Work instructions :: Wherever "SPUR" appears in a line of the listing, that line should be returned.

Provided material ::
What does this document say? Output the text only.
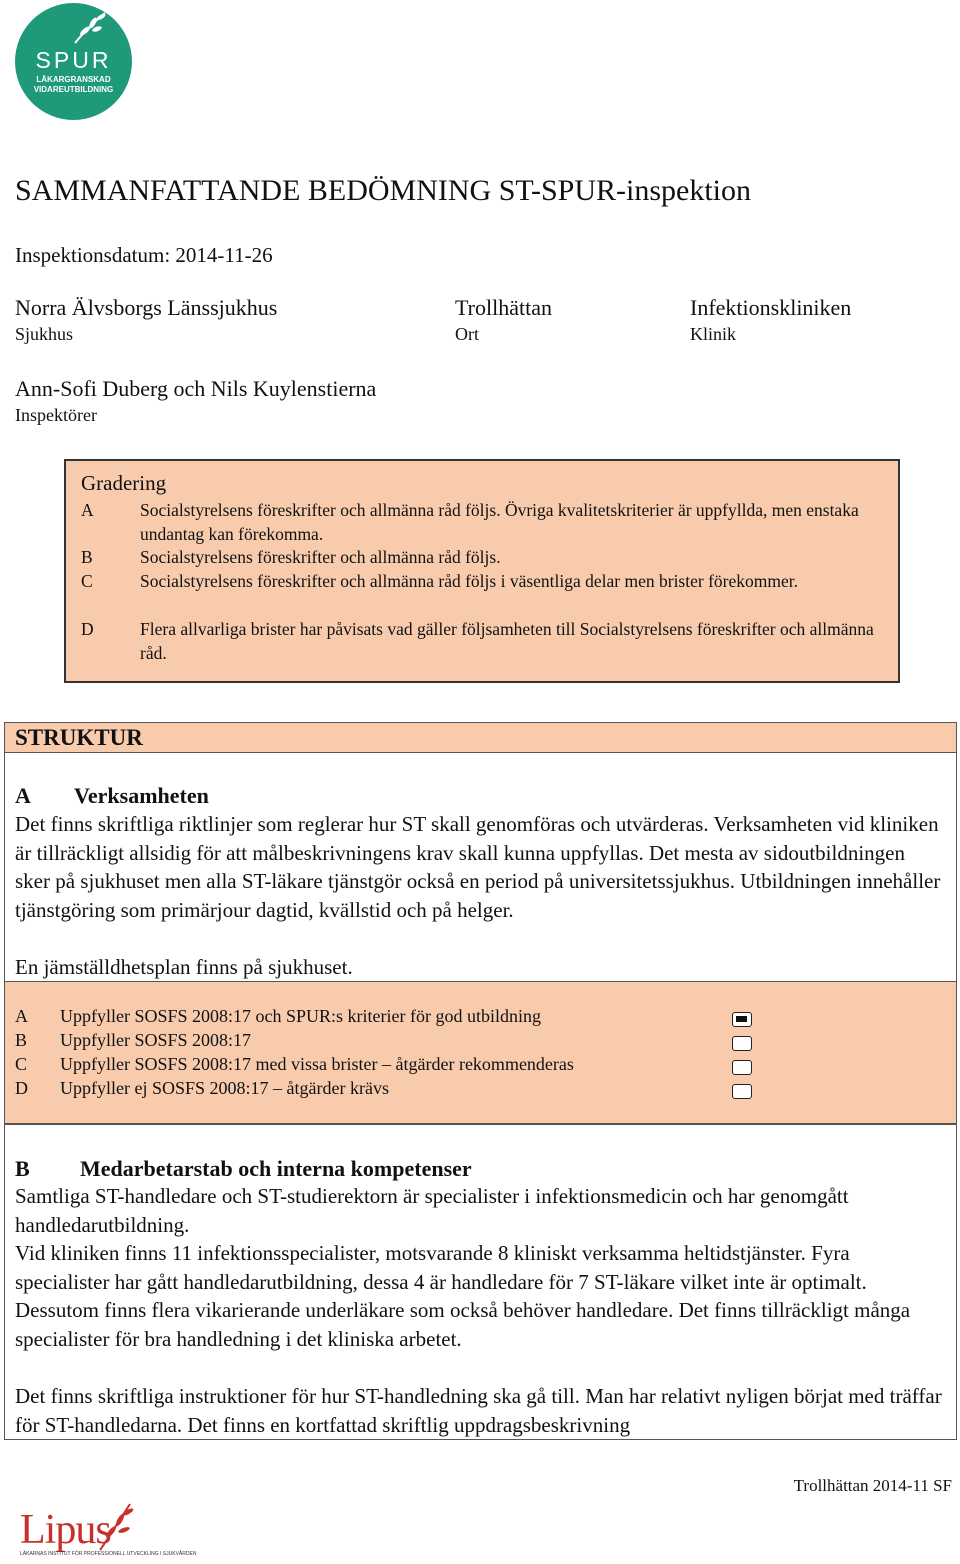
SPUR
LÄKARGRANSKAD VIDAREUTBILDNING
SAMMANFATTANDE BEDÖMNING ST-SPUR-inspektion
Inspektionsdatum: 2014-11-26
Norra Älvsborgs Länssjukhus
Sjukhus
Trollhättan
Ort
Infektionskliniken
Klinik
Ann-Sofi Duberg och Nils Kuylenstierna
Inspektörer
Gradering
A	Socialstyrelsens föreskrifter och allmänna råd följs. Övriga kvalitetskriterier är uppfyllda, men enstaka undantag kan förekomma.
B	Socialstyrelsens föreskrifter och allmänna råd följs.
C	Socialstyrelsens föreskrifter och allmänna råd följs i väsentliga delar men brister förekommer.
D	Flera allvarliga brister har påvisats vad gäller följsamheten till Socialstyrelsens föreskrifter och allmänna råd.
STRUKTUR
A Verksamheten
Det finns skriftliga riktlinjer som reglerar hur ST skall genomföras och utvärderas. Verksamheten vid kliniken är tillräckligt allsidig för att målbeskrivningens krav skall kunna uppfyllas. Det mesta av sidoutbildningen sker på sjukhuset men alla ST-läkare tjänstgör också en period på universitetssjukhus. Utbildningen innehåller tjänstgöring som primärjour dagtid, kvällstid och på helger.
En jämställdhetsplan finns på sjukhuset.
A Uppfyller SOSFS 2008:17 och SPUR:s kriterier för god utbildning
B Uppfyller SOSFS 2008:17
C Uppfyller SOSFS 2008:17 med vissa brister – åtgärder rekommenderas
D Uppfyller ej SOSFS 2008:17 – åtgärder krävs
B Medarbetarstab och interna kompetenser
Samtliga ST-handledare och ST-studierektorn är specialister i infektionsmedicin och har genomgått handledarutbildning.
Vid kliniken finns 11 infektionsspecialister, motsvarande 8 kliniskt verksamma heltidstjänster. Fyra specialister har gått handledarutbildning, dessa 4 är handledare för 7 ST-läkare vilket inte är optimalt. Dessutom finns flera vikarierande underläkare som också behöver handledare. Det finns tillräckligt många specialister för bra handledning i det kliniska arbetet.
Det finns skriftliga instruktioner för hur ST-handledning ska gå till. Man har relativt nyligen börjat med träffar för ST-handledarna. Det finns en kortfattad skriftlig uppdragsbeskrivning
Trollhättan 2014-11 SF
Lipus
LÄKARNAS INSTITUT FÖR PROFESSIONELL UTVECKLING I SJUKVÅRDEN
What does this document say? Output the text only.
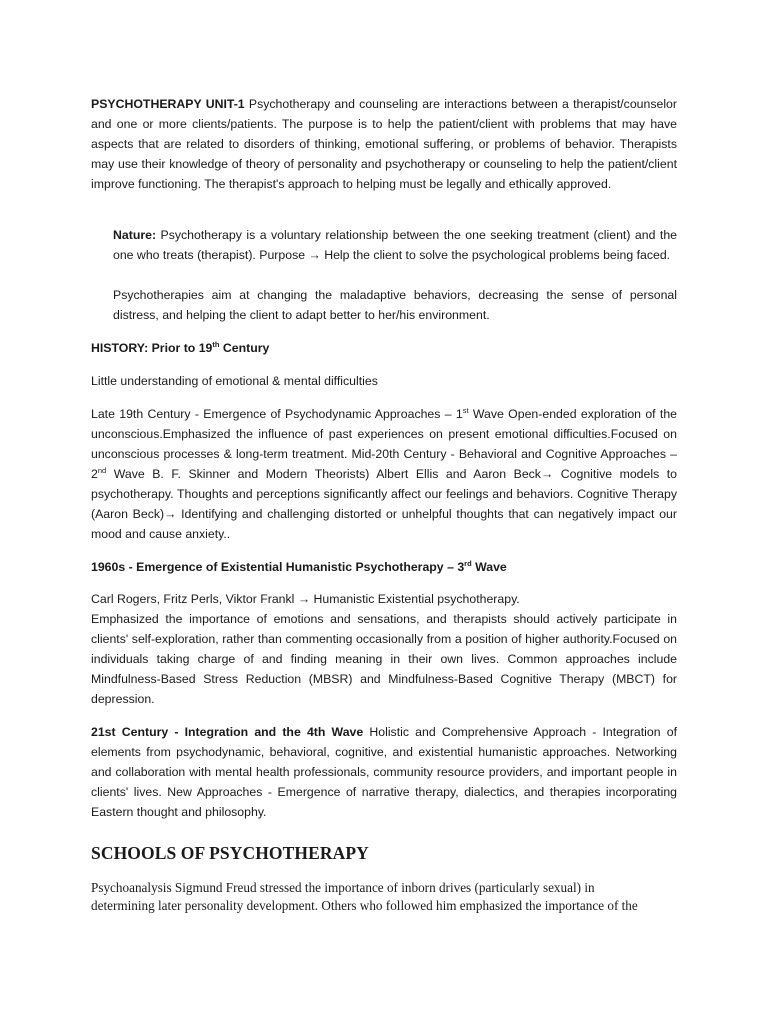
PSYCHOTHERAPY UNIT-1 Psychotherapy and counseling are interactions between a therapist/counselor and one or more clients/patients. The purpose is to help the patient/client with problems that may have aspects that are related to disorders of thinking, emotional suffering, or problems of behavior. Therapists may use their knowledge of theory of personality and psychotherapy or counseling to help the patient/client improve functioning. The therapist's approach to helping must be legally and ethically approved.

Nature: Psychotherapy is a voluntary relationship between the one seeking treatment (client) and the one who treats (therapist). Purpose → Help the client to solve the psychological problems being faced.

Psychotherapies aim at changing the maladaptive behaviors, decreasing the sense of personal distress, and helping the client to adapt better to her/his environment.

HISTORY: Prior to 19th Century

Little understanding of emotional & mental difficulties

Late 19th Century - Emergence of Psychodynamic Approaches – 1st Wave Open-ended exploration of the unconscious.Emphasized the influence of past experiences on present emotional difficulties.Focused on unconscious processes & long-term treatment. Mid-20th Century - Behavioral and Cognitive Approaches – 2nd Wave B. F. Skinner and Modern Theorists) Albert Ellis and Aaron Beck→ Cognitive models to psychotherapy. Thoughts and perceptions significantly affect our feelings and behaviors. Cognitive Therapy (Aaron Beck)→ Identifying and challenging distorted or unhelpful thoughts that can negatively impact our mood and cause anxiety..

1960s - Emergence of Existential Humanistic Psychotherapy – 3rd Wave

Carl Rogers, Fritz Perls, Viktor Frankl → Humanistic Existential psychotherapy.

Emphasized the importance of emotions and sensations, and therapists should actively participate in clients' self-exploration, rather than commenting occasionally from a position of higher authority.Focused on individuals taking charge of and finding meaning in their own lives. Common approaches include Mindfulness-Based Stress Reduction (MBSR) and Mindfulness-Based Cognitive Therapy (MBCT) for depression.

21st Century - Integration and the 4th Wave Holistic and Comprehensive Approach - Integration of elements from psychodynamic, behavioral, cognitive, and existential humanistic approaches. Networking and collaboration with mental health professionals, community resource providers, and important people in clients' lives. New Approaches - Emergence of narrative therapy, dialectics, and therapies incorporating Eastern thought and philosophy.

SCHOOLS OF PSYCHOTHERAPY

Psychoanalysis Sigmund Freud stressed the importance of inborn drives (particularly sexual) in

determining later personality development. Others who followed him emphasized the importance of the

Response for this exercise ::
SPUR
SAMMANFATTANDE BEDÖMNING ST-SPUR-inspektion
A Uppfyller SOSFS 2008:17 och SPUR:s kriterier för god utbildning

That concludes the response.